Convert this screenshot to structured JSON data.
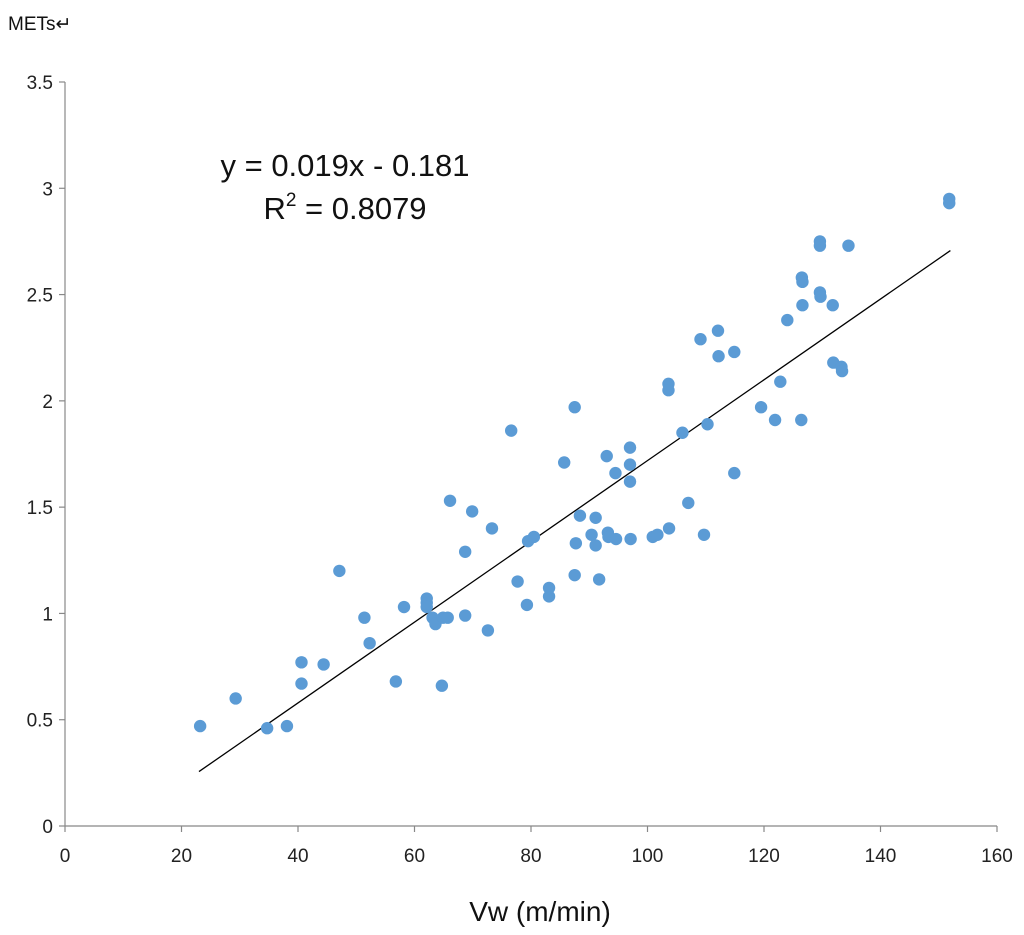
{
  "chart_data": {
    "type": "scatter",
    "ylabel": "METs↵",
    "xlabel": "Vw (m/min)",
    "xlim": [
      0,
      160
    ],
    "ylim": [
      0,
      3.5
    ],
    "x_ticks": [
      0,
      20,
      40,
      60,
      80,
      100,
      120,
      140,
      160
    ],
    "x_tick_labels": [
      "0",
      "20",
      "40",
      "60",
      "80",
      "100",
      "120",
      "140",
      "160"
    ],
    "y_ticks": [
      0,
      0.5,
      1,
      1.5,
      2,
      2.5,
      3,
      3.5
    ],
    "y_tick_labels": [
      "0",
      "0.5",
      "1",
      "1.5",
      "2",
      "2.5",
      "3",
      "3.5"
    ],
    "grid": false,
    "marker_color": "#5B9BD5",
    "trendline_color": "#000000",
    "trendline": {
      "slope": 0.019,
      "intercept": -0.181,
      "x_range": [
        23,
        152
      ],
      "equation_text": "y = 0.019x - 0.181",
      "r2_prefix": "R",
      "r2_exponent": "2",
      "r2_value_text": " = 0.8079"
    },
    "points": [
      [
        23.2,
        0.47
      ],
      [
        29.3,
        0.6
      ],
      [
        34.7,
        0.46
      ],
      [
        38.1,
        0.47
      ],
      [
        40.6,
        0.77
      ],
      [
        40.6,
        0.67
      ],
      [
        44.4,
        0.76
      ],
      [
        47.1,
        1.2
      ],
      [
        51.4,
        0.98
      ],
      [
        52.3,
        0.86
      ],
      [
        56.8,
        0.68
      ],
      [
        58.2,
        1.03
      ],
      [
        62.1,
        1.07
      ],
      [
        62.1,
        1.05
      ],
      [
        62.1,
        1.03
      ],
      [
        63.1,
        0.98
      ],
      [
        63.6,
        0.95
      ],
      [
        64.7,
        0.66
      ],
      [
        64.9,
        0.98
      ],
      [
        65.7,
        0.98
      ],
      [
        66.1,
        1.53
      ],
      [
        68.7,
        0.99
      ],
      [
        68.7,
        1.29
      ],
      [
        69.9,
        1.48
      ],
      [
        72.6,
        0.92
      ],
      [
        73.3,
        1.4
      ],
      [
        76.6,
        1.86
      ],
      [
        77.7,
        1.15
      ],
      [
        79.3,
        1.04
      ],
      [
        79.5,
        1.34
      ],
      [
        80.5,
        1.36
      ],
      [
        83.1,
        1.08
      ],
      [
        83.1,
        1.12
      ],
      [
        85.7,
        1.71
      ],
      [
        87.5,
        1.97
      ],
      [
        87.5,
        1.18
      ],
      [
        87.7,
        1.33
      ],
      [
        88.4,
        1.46
      ],
      [
        90.4,
        1.37
      ],
      [
        91.1,
        1.32
      ],
      [
        91.1,
        1.45
      ],
      [
        91.7,
        1.16
      ],
      [
        93.0,
        1.74
      ],
      [
        93.2,
        1.38
      ],
      [
        93.3,
        1.36
      ],
      [
        94.5,
        1.66
      ],
      [
        94.6,
        1.35
      ],
      [
        97.0,
        1.78
      ],
      [
        97.0,
        1.7
      ],
      [
        97.0,
        1.62
      ],
      [
        97.1,
        1.35
      ],
      [
        100.9,
        1.36
      ],
      [
        101.7,
        1.37
      ],
      [
        103.6,
        2.08
      ],
      [
        103.6,
        2.05
      ],
      [
        103.7,
        1.4
      ],
      [
        106.0,
        1.85
      ],
      [
        107.0,
        1.52
      ],
      [
        109.1,
        2.29
      ],
      [
        109.7,
        1.37
      ],
      [
        110.3,
        1.89
      ],
      [
        112.1,
        2.33
      ],
      [
        112.2,
        2.21
      ],
      [
        114.9,
        2.23
      ],
      [
        114.9,
        1.66
      ],
      [
        119.5,
        1.97
      ],
      [
        121.9,
        1.91
      ],
      [
        122.8,
        2.09
      ],
      [
        124.0,
        2.38
      ],
      [
        126.4,
        1.91
      ],
      [
        126.5,
        2.58
      ],
      [
        126.6,
        2.56
      ],
      [
        126.6,
        2.45
      ],
      [
        129.6,
        2.75
      ],
      [
        129.6,
        2.73
      ],
      [
        129.6,
        2.51
      ],
      [
        129.7,
        2.49
      ],
      [
        131.8,
        2.45
      ],
      [
        131.9,
        2.18
      ],
      [
        133.3,
        2.16
      ],
      [
        133.4,
        2.14
      ],
      [
        134.5,
        2.73
      ],
      [
        151.8,
        2.95
      ],
      [
        151.8,
        2.93
      ]
    ]
  }
}
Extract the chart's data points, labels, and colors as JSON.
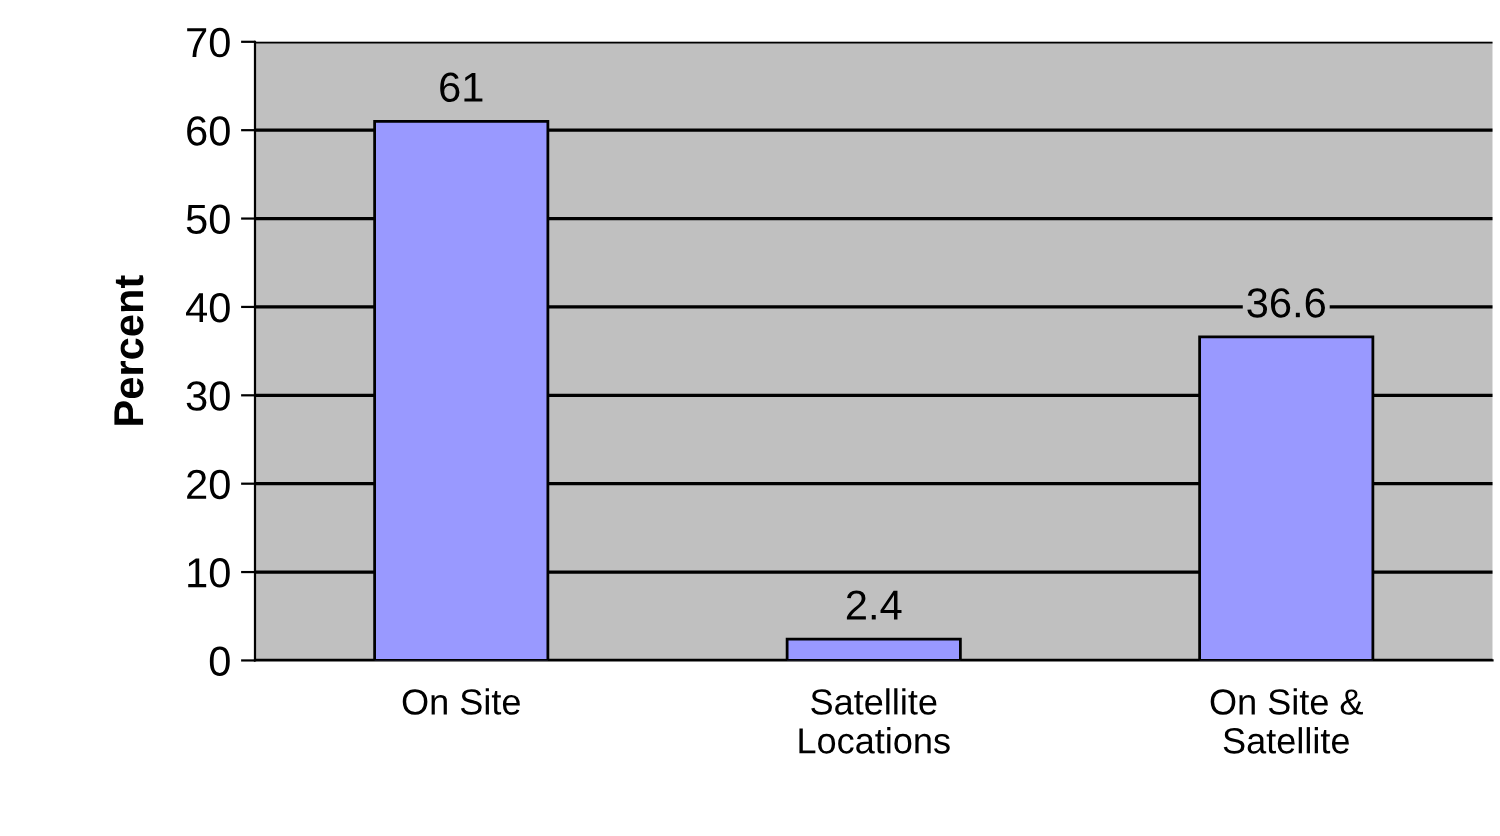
{
  "chart_data": {
    "type": "bar",
    "ylabel": "Percent",
    "categories": [
      "On Site",
      "Satellite\nLocations",
      "On Site &\nSatellite"
    ],
    "values": [
      61,
      2.4,
      36.6
    ],
    "color": "#9999ff",
    "ylim": [
      0,
      70
    ],
    "yticks": [
      0,
      10,
      20,
      30,
      40,
      50,
      60,
      70
    ],
    "grid": "y",
    "data_labels": true
  }
}
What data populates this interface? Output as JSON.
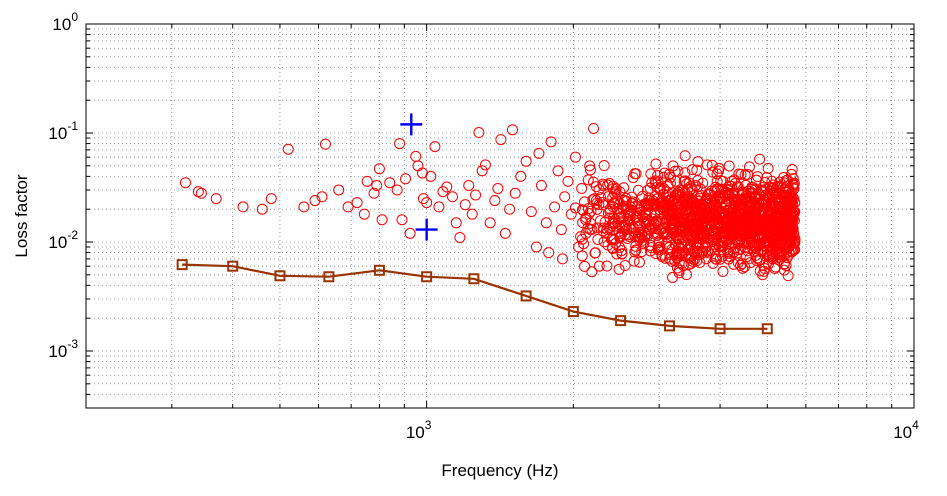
{
  "chart_data": {
    "type": "scatter",
    "title": "",
    "xlabel": "Frequency (Hz)",
    "ylabel": "Loss factor",
    "x_scale": "log",
    "y_scale": "log",
    "xlim": [
      200,
      10000
    ],
    "ylim": [
      0.0003,
      1
    ],
    "grid": "minor and major, dotted",
    "x_ticks": [
      {
        "value": 1000,
        "base": "10",
        "exp": "3"
      },
      {
        "value": 10000,
        "base": "10",
        "exp": "4"
      }
    ],
    "y_ticks": [
      {
        "value": 1,
        "base": "10",
        "exp": "0"
      },
      {
        "value": 0.1,
        "base": "10",
        "exp": "-1"
      },
      {
        "value": 0.01,
        "base": "10",
        "exp": "-2"
      },
      {
        "value": 0.001,
        "base": "10",
        "exp": "-3"
      }
    ],
    "colors": {
      "scatter": "#ff0000",
      "markers": "#0000ff",
      "line": "#993300"
    },
    "series": [
      {
        "kind": "line-square",
        "x": [
          315,
          400,
          500,
          630,
          800,
          1000,
          1250,
          1600,
          2000,
          2500,
          3150,
          4000,
          5000
        ],
        "y": [
          0.0062,
          0.006,
          0.0049,
          0.0048,
          0.0055,
          0.0048,
          0.0046,
          0.0032,
          0.0023,
          0.0019,
          0.0017,
          0.0016,
          0.0016
        ]
      },
      {
        "kind": "plus",
        "x": [
          930,
          1000
        ],
        "y": [
          0.12,
          0.013
        ]
      },
      {
        "kind": "circles",
        "x": [
          320,
          340,
          345,
          370,
          420,
          460,
          520,
          480,
          560,
          610,
          590,
          620,
          660,
          690,
          720,
          745,
          755,
          780,
          790,
          800,
          810,
          840,
          870,
          880,
          890,
          905,
          925,
          950,
          960,
          980,
          985,
          1000,
          1020,
          1040,
          1060,
          1080,
          1100,
          1130,
          1150,
          1170,
          1200,
          1220,
          1240,
          1260,
          1280,
          1300,
          1320,
          1350,
          1380,
          1400,
          1420,
          1450,
          1480,
          1500,
          1520,
          1560,
          1600,
          1640,
          1680,
          1700,
          1720,
          1760,
          1780,
          1800,
          1830,
          1860,
          1890,
          1900,
          1920,
          1950,
          1980,
          2020,
          2050,
          2080,
          2120,
          2160,
          2200,
          2230,
          2260,
          2300,
          2340,
          2380
        ],
        "y": [
          0.035,
          0.029,
          0.028,
          0.025,
          0.021,
          0.02,
          0.071,
          0.025,
          0.021,
          0.026,
          0.024,
          0.079,
          0.03,
          0.021,
          0.023,
          0.018,
          0.036,
          0.028,
          0.033,
          0.047,
          0.016,
          0.035,
          0.03,
          0.08,
          0.016,
          0.038,
          0.012,
          0.061,
          0.05,
          0.043,
          0.025,
          0.023,
          0.04,
          0.075,
          0.021,
          0.029,
          0.032,
          0.026,
          0.015,
          0.011,
          0.022,
          0.033,
          0.018,
          0.027,
          0.101,
          0.045,
          0.051,
          0.015,
          0.024,
          0.031,
          0.087,
          0.012,
          0.02,
          0.107,
          0.028,
          0.04,
          0.055,
          0.019,
          0.009,
          0.065,
          0.033,
          0.015,
          0.008,
          0.083,
          0.021,
          0.045,
          0.013,
          0.007,
          0.026,
          0.036,
          0.018,
          0.06,
          0.009,
          0.031,
          0.016,
          0.05,
          0.11,
          0.024,
          0.006,
          0.034,
          0.012,
          0.02
        ]
      }
    ]
  }
}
+ + + + + + +
▸ What to work on:
Copy every line from the records above that contains the word "colors".

▸ Reply to the task:
Extract the chart's data points, labels, and colors as JSON.
    "colors": {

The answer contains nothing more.